> Work to complete: Every line with the string "value" should be gathered.

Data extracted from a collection
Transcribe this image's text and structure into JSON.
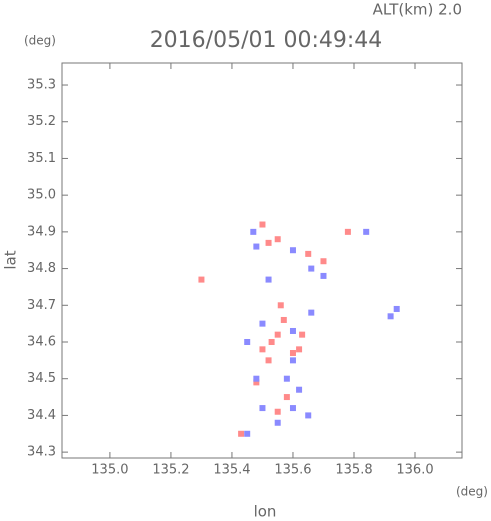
{
  "chart_data": {
    "type": "scatter",
    "annotation": "ALT(km) 2.0",
    "title": "2016/05/01 00:49:44",
    "xlabel": "lon",
    "xlabel_unit": "(deg)",
    "ylabel": "lat",
    "ylabel_unit": "(deg)",
    "xlim": [
      134.843,
      136.154
    ],
    "ylim": [
      34.284,
      35.36
    ],
    "xticks": [
      {
        "value": 135.0,
        "label": "135.0"
      },
      {
        "value": 135.2,
        "label": "135.2"
      },
      {
        "value": 135.4,
        "label": "135.4"
      },
      {
        "value": 135.6,
        "label": "135.6"
      },
      {
        "value": 135.8,
        "label": "135.8"
      },
      {
        "value": 136.0,
        "label": "136.0"
      }
    ],
    "yticks": [
      34.3,
      34.4,
      34.5,
      34.6,
      34.7,
      34.8,
      34.9,
      {
        "value": 35.0,
        "label": "35.0"
      },
      35.1,
      35.2,
      35.3
    ],
    "series": [
      {
        "color": "#ff8a8a",
        "x": [
          135.43,
          135.5,
          135.52,
          135.55,
          135.5,
          135.55,
          135.57,
          135.6,
          135.52,
          135.55,
          135.62,
          135.63,
          135.48,
          135.56,
          135.58,
          135.65,
          135.7,
          135.78,
          135.3,
          135.53
        ],
        "y": [
          34.35,
          34.92,
          34.87,
          34.88,
          34.58,
          34.62,
          34.66,
          34.57,
          34.55,
          34.41,
          34.58,
          34.62,
          34.49,
          34.7,
          34.45,
          34.84,
          34.82,
          34.9,
          34.77,
          34.6
        ]
      },
      {
        "color": "#8a8aff",
        "x": [
          135.47,
          135.48,
          135.6,
          135.66,
          135.7,
          135.84,
          135.94,
          135.92,
          135.5,
          135.6,
          135.62,
          135.6,
          135.65,
          135.5,
          135.48,
          135.45,
          135.58,
          135.66,
          135.6,
          135.55,
          135.45,
          135.52
        ],
        "y": [
          34.9,
          34.86,
          34.85,
          34.8,
          34.78,
          34.9,
          34.69,
          34.67,
          34.65,
          34.55,
          34.47,
          34.42,
          34.4,
          34.42,
          34.5,
          34.6,
          34.5,
          34.68,
          34.63,
          34.38,
          34.35,
          34.77
        ]
      }
    ]
  }
}
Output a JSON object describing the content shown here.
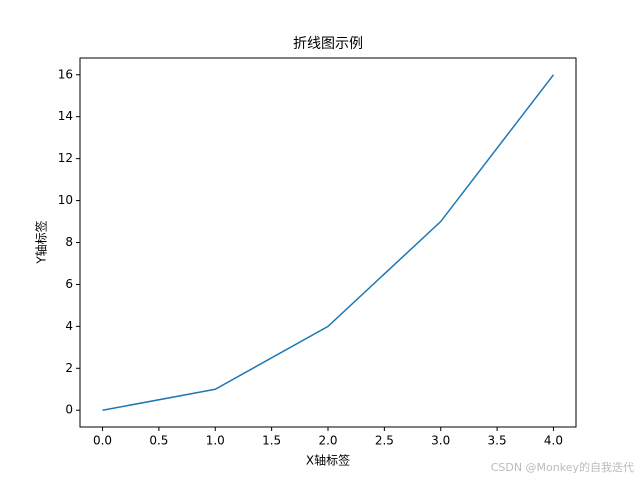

> Solution to this problem:
        "value": 135.0,
        "value": 135.2,
        "value": 135.4,
        "value": 135.6,
        "value": 135.8,
        "value": 136.0,
        "value": 35.0,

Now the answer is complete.